Material for this exercise:
+++++

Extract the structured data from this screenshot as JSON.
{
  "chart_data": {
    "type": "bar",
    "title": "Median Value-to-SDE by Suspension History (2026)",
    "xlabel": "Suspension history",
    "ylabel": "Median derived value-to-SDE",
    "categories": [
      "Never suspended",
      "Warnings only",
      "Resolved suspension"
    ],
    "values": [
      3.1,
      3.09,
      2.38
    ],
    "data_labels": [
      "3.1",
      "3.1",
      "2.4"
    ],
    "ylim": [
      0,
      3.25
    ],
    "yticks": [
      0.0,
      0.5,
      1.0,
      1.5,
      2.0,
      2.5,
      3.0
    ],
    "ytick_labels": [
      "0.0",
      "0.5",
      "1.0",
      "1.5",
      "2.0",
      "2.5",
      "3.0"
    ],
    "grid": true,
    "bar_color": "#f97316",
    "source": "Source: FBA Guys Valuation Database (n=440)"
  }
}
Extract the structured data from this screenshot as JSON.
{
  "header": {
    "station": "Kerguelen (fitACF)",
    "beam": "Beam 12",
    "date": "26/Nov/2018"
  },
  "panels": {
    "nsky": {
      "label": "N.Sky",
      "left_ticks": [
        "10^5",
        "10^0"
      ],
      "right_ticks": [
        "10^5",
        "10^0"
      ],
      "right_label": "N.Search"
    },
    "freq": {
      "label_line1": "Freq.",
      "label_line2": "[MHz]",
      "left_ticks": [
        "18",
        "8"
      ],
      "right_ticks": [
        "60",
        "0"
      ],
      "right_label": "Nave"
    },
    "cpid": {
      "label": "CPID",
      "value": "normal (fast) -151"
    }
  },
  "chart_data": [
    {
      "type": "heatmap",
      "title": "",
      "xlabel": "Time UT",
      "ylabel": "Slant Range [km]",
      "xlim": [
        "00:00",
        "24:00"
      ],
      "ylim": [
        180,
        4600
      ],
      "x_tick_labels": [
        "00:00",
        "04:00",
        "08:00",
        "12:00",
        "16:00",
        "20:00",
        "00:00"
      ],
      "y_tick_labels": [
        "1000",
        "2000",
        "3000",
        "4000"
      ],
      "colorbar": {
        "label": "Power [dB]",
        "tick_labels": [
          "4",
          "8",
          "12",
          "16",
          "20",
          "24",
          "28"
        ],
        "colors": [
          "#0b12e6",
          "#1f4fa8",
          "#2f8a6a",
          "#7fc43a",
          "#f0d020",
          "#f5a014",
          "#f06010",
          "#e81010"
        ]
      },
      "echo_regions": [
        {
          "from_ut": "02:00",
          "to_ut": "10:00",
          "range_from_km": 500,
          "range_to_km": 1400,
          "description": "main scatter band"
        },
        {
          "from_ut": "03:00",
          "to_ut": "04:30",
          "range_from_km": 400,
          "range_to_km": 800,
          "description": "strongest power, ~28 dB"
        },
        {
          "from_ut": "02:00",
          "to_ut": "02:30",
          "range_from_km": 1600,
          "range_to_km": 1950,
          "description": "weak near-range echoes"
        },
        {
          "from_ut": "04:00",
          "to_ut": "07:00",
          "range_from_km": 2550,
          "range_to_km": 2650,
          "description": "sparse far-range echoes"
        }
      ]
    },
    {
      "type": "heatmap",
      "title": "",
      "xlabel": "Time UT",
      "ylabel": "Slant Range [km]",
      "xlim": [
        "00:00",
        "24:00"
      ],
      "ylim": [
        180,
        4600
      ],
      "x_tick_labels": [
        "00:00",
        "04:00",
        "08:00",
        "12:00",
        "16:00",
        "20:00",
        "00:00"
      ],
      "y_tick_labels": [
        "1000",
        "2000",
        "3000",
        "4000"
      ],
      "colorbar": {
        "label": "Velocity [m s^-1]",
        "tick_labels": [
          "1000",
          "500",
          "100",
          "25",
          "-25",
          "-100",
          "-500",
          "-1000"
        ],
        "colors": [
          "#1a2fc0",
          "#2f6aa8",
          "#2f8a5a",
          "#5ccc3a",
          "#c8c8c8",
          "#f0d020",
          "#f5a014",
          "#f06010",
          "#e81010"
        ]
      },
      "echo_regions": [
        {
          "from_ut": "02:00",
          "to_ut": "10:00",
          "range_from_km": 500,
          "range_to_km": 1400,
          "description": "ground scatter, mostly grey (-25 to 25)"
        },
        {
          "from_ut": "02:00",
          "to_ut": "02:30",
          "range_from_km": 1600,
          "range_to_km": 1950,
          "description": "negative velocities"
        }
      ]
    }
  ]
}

+++++

Written problem: Type out the material again exactly as presented.

Solution to the problem:
Extract the structured data from this screenshot as JSON.
{
  "chart_data": {
    "type": "bar",
    "title": "Median Value-to-SDE by Suspension History (2026)",
    "xlabel": "Suspension history",
    "ylabel": "Median derived value-to-SDE",
    "categories": [
      "Never suspended",
      "Warnings only",
      "Resolved suspension"
    ],
    "values": [
      3.1,
      3.09,
      2.38
    ],
    "data_labels": [
      "3.1",
      "3.1",
      "2.4"
    ],
    "ylim": [
      0,
      3.25
    ],
    "yticks": [
      0.0,
      0.5,
      1.0,
      1.5,
      2.0,
      2.5,
      3.0
    ],
    "ytick_labels": [
      "0.0",
      "0.5",
      "1.0",
      "1.5",
      "2.0",
      "2.5",
      "3.0"
    ],
    "grid": true,
    "bar_color": "#f97316",
    "source": "Source: FBA Guys Valuation Database (n=440)"
  }
}
Extract the structured data from this screenshot as JSON.
{
  "header": {
    "station": "Kerguelen (fitACF)",
    "beam": "Beam 12",
    "date": "26/Nov/2018"
  },
  "panels": {
    "nsky": {
      "label": "N.Sky",
      "left_ticks": [
        "10^5",
        "10^0"
      ],
      "right_ticks": [
        "10^5",
        "10^0"
      ],
      "right_label": "N.Search"
    },
    "freq": {
      "label_line1": "Freq.",
      "label_line2": "[MHz]",
      "left_ticks": [
        "18",
        "8"
      ],
      "right_ticks": [
        "60",
        "0"
      ],
      "right_label": "Nave"
    },
    "cpid": {
      "label": "CPID",
      "value": "normal (fast) -151"
    }
  },
  "chart_data": [
    {
      "type": "heatmap",
      "title": "",
      "xlabel": "Time UT",
      "ylabel": "Slant Range [km]",
      "xlim": [
        "00:00",
        "24:00"
      ],
      "ylim": [
        180,
        4600
      ],
      "x_tick_labels": [
        "00:00",
        "04:00",
        "08:00",
        "12:00",
        "16:00",
        "20:00",
        "00:00"
      ],
      "y_tick_labels": [
        "1000",
        "2000",
        "3000",
        "4000"
      ],
      "colorbar": {
        "label": "Power [dB]",
        "tick_labels": [
          "4",
          "8",
          "12",
          "16",
          "20",
          "24",
          "28"
        ],
        "colors": [
          "#0b12e6",
          "#1f4fa8",
          "#2f8a6a",
          "#7fc43a",
          "#f0d020",
          "#f5a014",
          "#f06010",
          "#e81010"
        ]
      },
      "echo_regions": [
        {
          "from_ut": "02:00",
          "to_ut": "10:00",
          "range_from_km": 500,
          "range_to_km": 1400,
          "description": "main scatter band"
        },
        {
          "from_ut": "03:00",
          "to_ut": "04:30",
          "range_from_km": 400,
          "range_to_km": 800,
          "description": "strongest power, ~28 dB"
        },
        {
          "from_ut": "02:00",
          "to_ut": "02:30",
          "range_from_km": 1600,
          "range_to_km": 1950,
          "description": "weak near-range echoes"
        },
        {
          "from_ut": "04:00",
          "to_ut": "07:00",
          "range_from_km": 2550,
          "range_to_km": 2650,
          "description": "sparse far-range echoes"
        }
      ]
    },
    {
      "type": "heatmap",
      "title": "",
      "xlabel": "Time UT",
      "ylabel": "Slant Range [km]",
      "xlim": [
        "00:00",
        "24:00"
      ],
      "ylim": [
        180,
        4600
      ],
      "x_tick_labels": [
        "00:00",
        "04:00",
        "08:00",
        "12:00",
        "16:00",
        "20:00",
        "00:00"
      ],
      "y_tick_labels": [
        "1000",
        "2000",
        "3000",
        "4000"
      ],
      "colorbar": {
        "label": "Velocity [m s^-1]",
        "tick_labels": [
          "1000",
          "500",
          "100",
          "25",
          "-25",
          "-100",
          "-500",
          "-1000"
        ],
        "colors": [
          "#1a2fc0",
          "#2f6aa8",
          "#2f8a5a",
          "#5ccc3a",
          "#c8c8c8",
          "#f0d020",
          "#f5a014",
          "#f06010",
          "#e81010"
        ]
      },
      "echo_regions": [
        {
          "from_ut": "02:00",
          "to_ut": "10:00",
          "range_from_km": 500,
          "range_to_km": 1400,
          "description": "ground scatter, mostly grey (-25 to 25)"
        },
        {
          "from_ut": "02:00",
          "to_ut": "02:30",
          "range_from_km": 1600,
          "range_to_km": 1950,
          "description": "negative velocities"
        }
      ]
    }
  ]
}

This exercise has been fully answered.